[PROBLEM] Format the lines from the first one through the one containing "- panel-b-region-label: Air: [806, 364, 823, 380]", both included, as a Markdown table with the columns Row and Line, leaving out any blank lines.

[SUPPLIED MATERIAL]
▼
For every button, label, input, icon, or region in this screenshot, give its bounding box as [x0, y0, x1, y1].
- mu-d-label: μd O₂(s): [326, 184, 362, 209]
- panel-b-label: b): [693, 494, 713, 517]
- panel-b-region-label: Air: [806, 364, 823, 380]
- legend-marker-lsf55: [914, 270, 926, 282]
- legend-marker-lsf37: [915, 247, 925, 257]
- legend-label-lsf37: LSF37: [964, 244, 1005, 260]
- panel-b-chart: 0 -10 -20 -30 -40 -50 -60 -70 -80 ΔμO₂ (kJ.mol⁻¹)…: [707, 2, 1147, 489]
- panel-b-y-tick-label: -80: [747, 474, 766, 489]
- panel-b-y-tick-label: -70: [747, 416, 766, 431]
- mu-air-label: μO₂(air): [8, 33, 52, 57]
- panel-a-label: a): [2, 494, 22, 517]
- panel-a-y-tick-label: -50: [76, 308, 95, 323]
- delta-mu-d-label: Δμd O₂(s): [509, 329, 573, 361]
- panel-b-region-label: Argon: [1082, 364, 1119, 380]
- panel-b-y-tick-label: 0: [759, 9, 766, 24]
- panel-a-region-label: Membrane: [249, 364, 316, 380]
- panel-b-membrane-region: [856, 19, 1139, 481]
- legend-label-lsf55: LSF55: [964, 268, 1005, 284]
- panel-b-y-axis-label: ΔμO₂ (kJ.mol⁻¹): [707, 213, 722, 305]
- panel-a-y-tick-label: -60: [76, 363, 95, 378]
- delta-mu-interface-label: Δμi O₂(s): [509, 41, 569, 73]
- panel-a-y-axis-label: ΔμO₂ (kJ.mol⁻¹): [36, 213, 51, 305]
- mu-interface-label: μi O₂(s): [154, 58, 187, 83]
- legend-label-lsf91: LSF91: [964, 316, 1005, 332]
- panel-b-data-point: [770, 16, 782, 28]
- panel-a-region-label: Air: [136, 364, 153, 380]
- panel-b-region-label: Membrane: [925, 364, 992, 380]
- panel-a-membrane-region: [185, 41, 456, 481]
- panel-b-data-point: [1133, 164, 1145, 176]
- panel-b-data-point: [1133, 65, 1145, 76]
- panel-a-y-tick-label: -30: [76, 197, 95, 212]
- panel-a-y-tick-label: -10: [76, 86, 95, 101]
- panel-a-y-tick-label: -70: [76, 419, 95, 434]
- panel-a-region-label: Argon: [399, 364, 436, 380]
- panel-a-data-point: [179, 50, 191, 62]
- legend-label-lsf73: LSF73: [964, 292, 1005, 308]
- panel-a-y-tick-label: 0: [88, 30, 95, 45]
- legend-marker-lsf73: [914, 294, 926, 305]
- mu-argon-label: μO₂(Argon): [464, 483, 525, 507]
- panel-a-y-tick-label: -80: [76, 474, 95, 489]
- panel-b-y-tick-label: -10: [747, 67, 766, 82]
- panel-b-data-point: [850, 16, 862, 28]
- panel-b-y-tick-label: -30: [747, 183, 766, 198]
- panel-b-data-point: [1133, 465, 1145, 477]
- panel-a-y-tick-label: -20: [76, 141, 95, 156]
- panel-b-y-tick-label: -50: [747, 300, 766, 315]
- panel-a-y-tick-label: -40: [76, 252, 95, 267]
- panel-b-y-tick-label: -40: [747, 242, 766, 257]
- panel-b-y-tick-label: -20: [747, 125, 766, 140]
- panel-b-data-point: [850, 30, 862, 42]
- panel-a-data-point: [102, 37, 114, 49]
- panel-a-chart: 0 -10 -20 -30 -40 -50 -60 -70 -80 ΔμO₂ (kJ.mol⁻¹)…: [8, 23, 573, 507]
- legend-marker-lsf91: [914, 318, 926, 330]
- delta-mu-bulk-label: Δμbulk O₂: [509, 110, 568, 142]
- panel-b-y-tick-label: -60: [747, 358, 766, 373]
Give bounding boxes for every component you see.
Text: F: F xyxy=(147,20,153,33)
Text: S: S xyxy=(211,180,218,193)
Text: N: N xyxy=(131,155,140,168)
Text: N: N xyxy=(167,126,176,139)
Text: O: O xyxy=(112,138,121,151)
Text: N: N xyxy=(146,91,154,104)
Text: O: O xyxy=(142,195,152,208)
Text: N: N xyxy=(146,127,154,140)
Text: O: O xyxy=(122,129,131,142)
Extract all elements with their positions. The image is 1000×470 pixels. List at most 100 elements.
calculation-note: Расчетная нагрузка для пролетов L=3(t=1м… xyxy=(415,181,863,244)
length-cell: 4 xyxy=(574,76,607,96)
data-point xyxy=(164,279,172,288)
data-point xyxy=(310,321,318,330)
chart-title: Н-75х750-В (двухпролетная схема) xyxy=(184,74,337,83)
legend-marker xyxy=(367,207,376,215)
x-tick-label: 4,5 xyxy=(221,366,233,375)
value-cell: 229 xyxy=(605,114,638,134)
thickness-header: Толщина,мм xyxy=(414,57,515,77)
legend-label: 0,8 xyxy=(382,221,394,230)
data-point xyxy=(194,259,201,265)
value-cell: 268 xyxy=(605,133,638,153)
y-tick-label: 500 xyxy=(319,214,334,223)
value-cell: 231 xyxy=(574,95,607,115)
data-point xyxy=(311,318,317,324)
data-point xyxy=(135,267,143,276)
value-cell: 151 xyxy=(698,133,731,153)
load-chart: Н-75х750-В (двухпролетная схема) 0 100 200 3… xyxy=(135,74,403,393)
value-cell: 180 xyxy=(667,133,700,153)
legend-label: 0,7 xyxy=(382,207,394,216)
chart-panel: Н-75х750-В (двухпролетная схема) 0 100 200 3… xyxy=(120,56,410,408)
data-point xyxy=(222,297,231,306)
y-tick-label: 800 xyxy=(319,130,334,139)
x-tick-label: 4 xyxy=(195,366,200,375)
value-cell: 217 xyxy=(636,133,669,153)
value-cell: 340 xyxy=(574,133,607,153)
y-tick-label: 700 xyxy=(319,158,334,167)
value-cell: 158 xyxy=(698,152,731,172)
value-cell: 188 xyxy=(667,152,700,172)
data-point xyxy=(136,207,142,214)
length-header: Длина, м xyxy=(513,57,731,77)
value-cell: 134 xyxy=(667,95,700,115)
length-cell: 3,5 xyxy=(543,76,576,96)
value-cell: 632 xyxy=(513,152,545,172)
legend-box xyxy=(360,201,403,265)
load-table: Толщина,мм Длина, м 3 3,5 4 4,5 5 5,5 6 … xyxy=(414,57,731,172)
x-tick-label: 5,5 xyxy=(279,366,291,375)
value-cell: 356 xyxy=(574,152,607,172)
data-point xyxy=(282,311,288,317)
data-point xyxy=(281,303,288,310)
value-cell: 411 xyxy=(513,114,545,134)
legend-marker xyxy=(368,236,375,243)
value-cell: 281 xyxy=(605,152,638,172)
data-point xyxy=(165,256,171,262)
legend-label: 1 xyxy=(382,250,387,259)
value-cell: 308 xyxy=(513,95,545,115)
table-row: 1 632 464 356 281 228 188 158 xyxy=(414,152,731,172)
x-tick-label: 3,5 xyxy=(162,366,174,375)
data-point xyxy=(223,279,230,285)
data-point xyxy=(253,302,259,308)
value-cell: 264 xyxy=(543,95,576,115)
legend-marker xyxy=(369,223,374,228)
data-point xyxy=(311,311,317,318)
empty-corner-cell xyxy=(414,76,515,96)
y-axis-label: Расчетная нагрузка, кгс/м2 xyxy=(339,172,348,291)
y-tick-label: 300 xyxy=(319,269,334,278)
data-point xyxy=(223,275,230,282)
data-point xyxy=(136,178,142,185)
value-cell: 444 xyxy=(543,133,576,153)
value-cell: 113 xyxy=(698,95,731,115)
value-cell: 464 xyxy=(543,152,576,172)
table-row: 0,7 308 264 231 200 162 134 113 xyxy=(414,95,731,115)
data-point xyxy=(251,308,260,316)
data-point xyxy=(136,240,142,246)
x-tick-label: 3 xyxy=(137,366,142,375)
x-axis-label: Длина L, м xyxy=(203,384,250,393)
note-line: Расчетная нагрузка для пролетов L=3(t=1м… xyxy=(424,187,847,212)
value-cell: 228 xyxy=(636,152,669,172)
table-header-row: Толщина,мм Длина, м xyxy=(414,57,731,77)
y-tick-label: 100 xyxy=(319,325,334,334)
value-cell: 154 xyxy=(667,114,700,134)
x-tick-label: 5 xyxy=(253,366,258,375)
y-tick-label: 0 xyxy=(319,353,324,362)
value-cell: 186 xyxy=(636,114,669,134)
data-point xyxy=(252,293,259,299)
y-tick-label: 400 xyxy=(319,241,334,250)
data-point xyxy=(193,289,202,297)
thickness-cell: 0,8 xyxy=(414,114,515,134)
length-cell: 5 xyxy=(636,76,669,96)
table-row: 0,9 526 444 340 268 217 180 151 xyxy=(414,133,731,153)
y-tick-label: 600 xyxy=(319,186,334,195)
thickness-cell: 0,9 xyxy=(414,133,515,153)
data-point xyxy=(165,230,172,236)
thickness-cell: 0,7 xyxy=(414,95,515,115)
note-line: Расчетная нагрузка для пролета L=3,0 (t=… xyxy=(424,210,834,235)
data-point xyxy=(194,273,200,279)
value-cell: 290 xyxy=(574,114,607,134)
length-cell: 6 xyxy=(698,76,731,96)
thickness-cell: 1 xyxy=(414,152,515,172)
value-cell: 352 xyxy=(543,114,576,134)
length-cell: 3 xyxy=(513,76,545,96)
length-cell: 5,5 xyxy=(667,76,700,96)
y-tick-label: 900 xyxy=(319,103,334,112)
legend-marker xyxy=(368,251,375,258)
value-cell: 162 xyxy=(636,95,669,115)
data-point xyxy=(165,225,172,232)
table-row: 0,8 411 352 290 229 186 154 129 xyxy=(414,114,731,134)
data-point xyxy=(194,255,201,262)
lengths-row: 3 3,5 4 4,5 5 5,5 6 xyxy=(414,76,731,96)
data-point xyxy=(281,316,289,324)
▲
[RESPONSE TO THIS TASK]
| Row | Line |
|---|---|
| 1 | For every button, label, input, icon, or region in this screenshot, give its bounding box as [x0, y0, x1, y1]. |
| 2 | - mu-d-label: μd O₂(s): [326, 184, 362, 209] |
| 3 | - panel-b-label: b): [693, 494, 713, 517] |
| 4 | - panel-b-region-label: Air: [806, 364, 823, 380] |